Data records

----------------------------------------

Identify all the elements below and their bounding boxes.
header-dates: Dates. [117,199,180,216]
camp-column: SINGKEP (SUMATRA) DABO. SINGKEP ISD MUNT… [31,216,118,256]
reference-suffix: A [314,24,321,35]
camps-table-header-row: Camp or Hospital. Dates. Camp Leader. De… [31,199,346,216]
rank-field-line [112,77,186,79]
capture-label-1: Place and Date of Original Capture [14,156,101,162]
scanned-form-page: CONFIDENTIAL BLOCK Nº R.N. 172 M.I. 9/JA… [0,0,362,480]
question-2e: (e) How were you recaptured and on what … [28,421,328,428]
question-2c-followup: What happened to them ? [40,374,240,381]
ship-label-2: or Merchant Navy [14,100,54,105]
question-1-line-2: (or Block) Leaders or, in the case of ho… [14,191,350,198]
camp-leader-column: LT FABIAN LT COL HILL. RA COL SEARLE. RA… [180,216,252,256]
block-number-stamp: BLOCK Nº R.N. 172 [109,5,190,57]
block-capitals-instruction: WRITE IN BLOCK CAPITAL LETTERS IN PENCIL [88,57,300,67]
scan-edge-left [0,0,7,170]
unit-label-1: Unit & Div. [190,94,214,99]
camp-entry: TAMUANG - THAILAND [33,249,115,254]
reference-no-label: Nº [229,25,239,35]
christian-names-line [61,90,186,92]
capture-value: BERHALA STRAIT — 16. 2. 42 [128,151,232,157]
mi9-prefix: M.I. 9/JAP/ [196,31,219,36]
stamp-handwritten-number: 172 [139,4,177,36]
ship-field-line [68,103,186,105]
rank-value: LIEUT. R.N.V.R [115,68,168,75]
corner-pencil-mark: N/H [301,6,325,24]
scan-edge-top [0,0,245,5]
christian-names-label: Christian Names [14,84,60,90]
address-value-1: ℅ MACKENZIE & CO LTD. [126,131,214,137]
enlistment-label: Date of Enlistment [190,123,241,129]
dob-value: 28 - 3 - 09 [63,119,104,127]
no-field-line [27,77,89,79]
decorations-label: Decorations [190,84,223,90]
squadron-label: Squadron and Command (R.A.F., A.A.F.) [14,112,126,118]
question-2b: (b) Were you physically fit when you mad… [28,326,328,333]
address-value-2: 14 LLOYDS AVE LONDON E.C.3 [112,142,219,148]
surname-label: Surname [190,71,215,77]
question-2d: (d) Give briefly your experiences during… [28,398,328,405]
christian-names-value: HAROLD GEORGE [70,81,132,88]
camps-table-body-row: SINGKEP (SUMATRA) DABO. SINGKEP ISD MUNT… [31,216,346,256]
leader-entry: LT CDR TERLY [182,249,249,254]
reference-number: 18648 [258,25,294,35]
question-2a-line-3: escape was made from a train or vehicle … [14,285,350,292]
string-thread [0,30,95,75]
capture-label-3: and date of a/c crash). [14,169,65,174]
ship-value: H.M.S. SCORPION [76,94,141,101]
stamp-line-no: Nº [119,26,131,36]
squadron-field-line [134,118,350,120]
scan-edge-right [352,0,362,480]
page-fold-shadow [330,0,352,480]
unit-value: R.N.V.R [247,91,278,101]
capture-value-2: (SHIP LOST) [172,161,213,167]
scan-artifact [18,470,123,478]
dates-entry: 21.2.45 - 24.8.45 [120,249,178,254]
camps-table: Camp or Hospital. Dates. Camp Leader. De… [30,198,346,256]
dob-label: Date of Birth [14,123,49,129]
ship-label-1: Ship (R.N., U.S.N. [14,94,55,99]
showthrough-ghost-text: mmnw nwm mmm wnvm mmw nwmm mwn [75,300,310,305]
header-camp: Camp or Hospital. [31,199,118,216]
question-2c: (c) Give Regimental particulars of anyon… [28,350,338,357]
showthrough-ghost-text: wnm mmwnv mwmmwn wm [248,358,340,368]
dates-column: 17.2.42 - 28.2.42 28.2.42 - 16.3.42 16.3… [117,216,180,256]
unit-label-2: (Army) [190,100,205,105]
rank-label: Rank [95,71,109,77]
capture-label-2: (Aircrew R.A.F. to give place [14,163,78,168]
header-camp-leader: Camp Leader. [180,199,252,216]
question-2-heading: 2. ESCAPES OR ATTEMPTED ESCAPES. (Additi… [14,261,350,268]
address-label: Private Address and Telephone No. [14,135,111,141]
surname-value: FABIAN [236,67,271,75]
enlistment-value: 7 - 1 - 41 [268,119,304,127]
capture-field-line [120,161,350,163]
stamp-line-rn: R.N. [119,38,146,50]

----------------------------------------

## SET TASK
Select each line in the listing above that contains the string "SUMATRA". Match the case exactly.

## OUTPUT FOR THIS TASK
camp-column: SINGKEP (SUMATRA) DABO. SINGKEP ISD MUNT… [31,216,118,256]
camps-table-body-row: SINGKEP (SUMATRA) DABO. SINGKEP ISD MUNT… [31,216,346,256]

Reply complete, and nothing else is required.